Entries from a dataset
-.-.-
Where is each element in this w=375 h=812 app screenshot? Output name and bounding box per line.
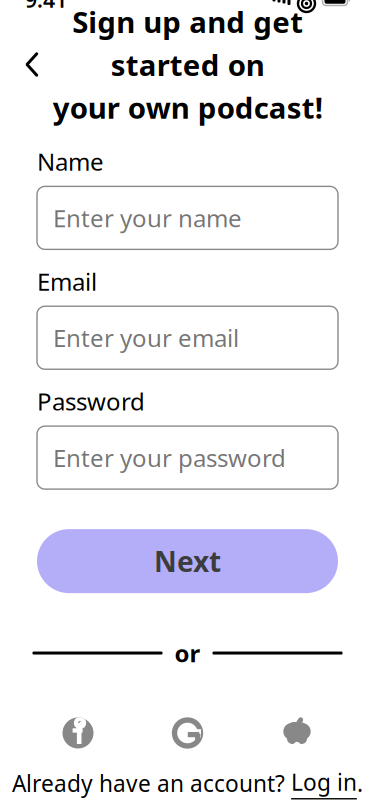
staticText: Enter your email (53, 322, 239, 354)
staticText: Name (37, 146, 104, 177)
staticText: Enter your password (53, 442, 286, 474)
button[interactable]: Continue with Facebook (52, 707, 104, 759)
button[interactable]: Next (37, 529, 338, 593)
staticText: Password (37, 385, 145, 417)
staticText: 9:41 (25, 0, 67, 14)
staticText: Already have an account? (12, 768, 291, 798)
button[interactable]: Continue with Apple (271, 707, 323, 759)
staticText: Email (37, 265, 97, 297)
button[interactable]: Enter your password (37, 426, 338, 489)
staticText: . (357, 768, 363, 798)
button[interactable]: Back (10, 42, 54, 86)
button[interactable]: Enter your email (37, 306, 338, 369)
staticText: Next (154, 542, 221, 580)
button[interactable]: Enter your name (37, 186, 338, 249)
button[interactable]: Log in (291, 767, 357, 800)
button[interactable]: Continue with Google (162, 707, 214, 759)
staticText: or (174, 637, 200, 669)
staticText: Enter your name (53, 202, 242, 234)
staticText: Sign up and get started on your own podc… (52, 2, 322, 127)
staticText: Log in (291, 767, 357, 797)
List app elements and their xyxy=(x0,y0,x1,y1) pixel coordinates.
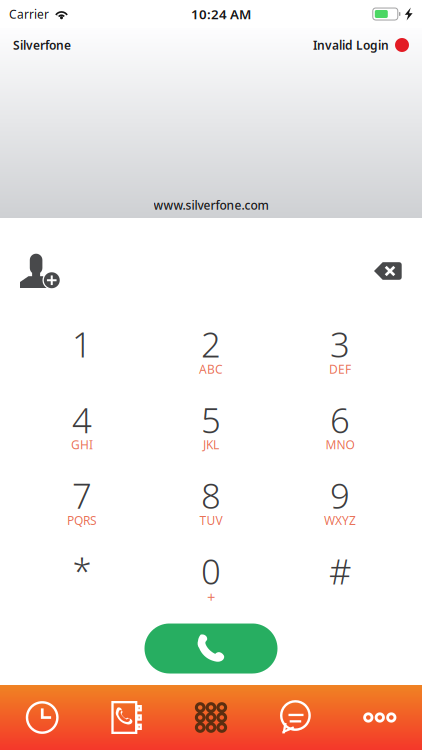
-.-.-
INSTRUCTIONS TO FOLLOW –
Edit the material above by replacing "bounding box" with "bounding rectangle" and changing nothing else. Leave the pictures out of your version.

TASK RESPONSE –
Where is each element in this w=375 h=812 app screenshot? Output name and bounding rectangle per line.
staticText: Enter your email (53, 322, 239, 354)
staticText: Name (37, 146, 104, 177)
staticText: Enter your password (53, 442, 286, 474)
button[interactable]: Continue with Facebook (52, 707, 104, 759)
button[interactable]: Next (37, 529, 338, 593)
staticText: Password (37, 385, 145, 417)
staticText: 9:41 (25, 0, 67, 14)
staticText: Already have an account? (12, 768, 291, 798)
button[interactable]: Continue with Apple (271, 707, 323, 759)
staticText: Email (37, 265, 97, 297)
button[interactable]: Enter your password (37, 426, 338, 489)
staticText: . (357, 768, 363, 798)
button[interactable]: Back (10, 42, 54, 86)
button[interactable]: Enter your email (37, 306, 338, 369)
staticText: Next (154, 542, 221, 580)
button[interactable]: Enter your name (37, 186, 338, 249)
button[interactable]: Log in (291, 767, 357, 800)
button[interactable]: Continue with Google (162, 707, 214, 759)
staticText: or (174, 637, 200, 669)
staticText: Enter your name (53, 202, 242, 234)
staticText: Sign up and get started on your own podc… (52, 2, 322, 127)
staticText: Log in (291, 767, 357, 797)
List app elements and their xyxy=(x0,y0,x1,y1) pixel coordinates.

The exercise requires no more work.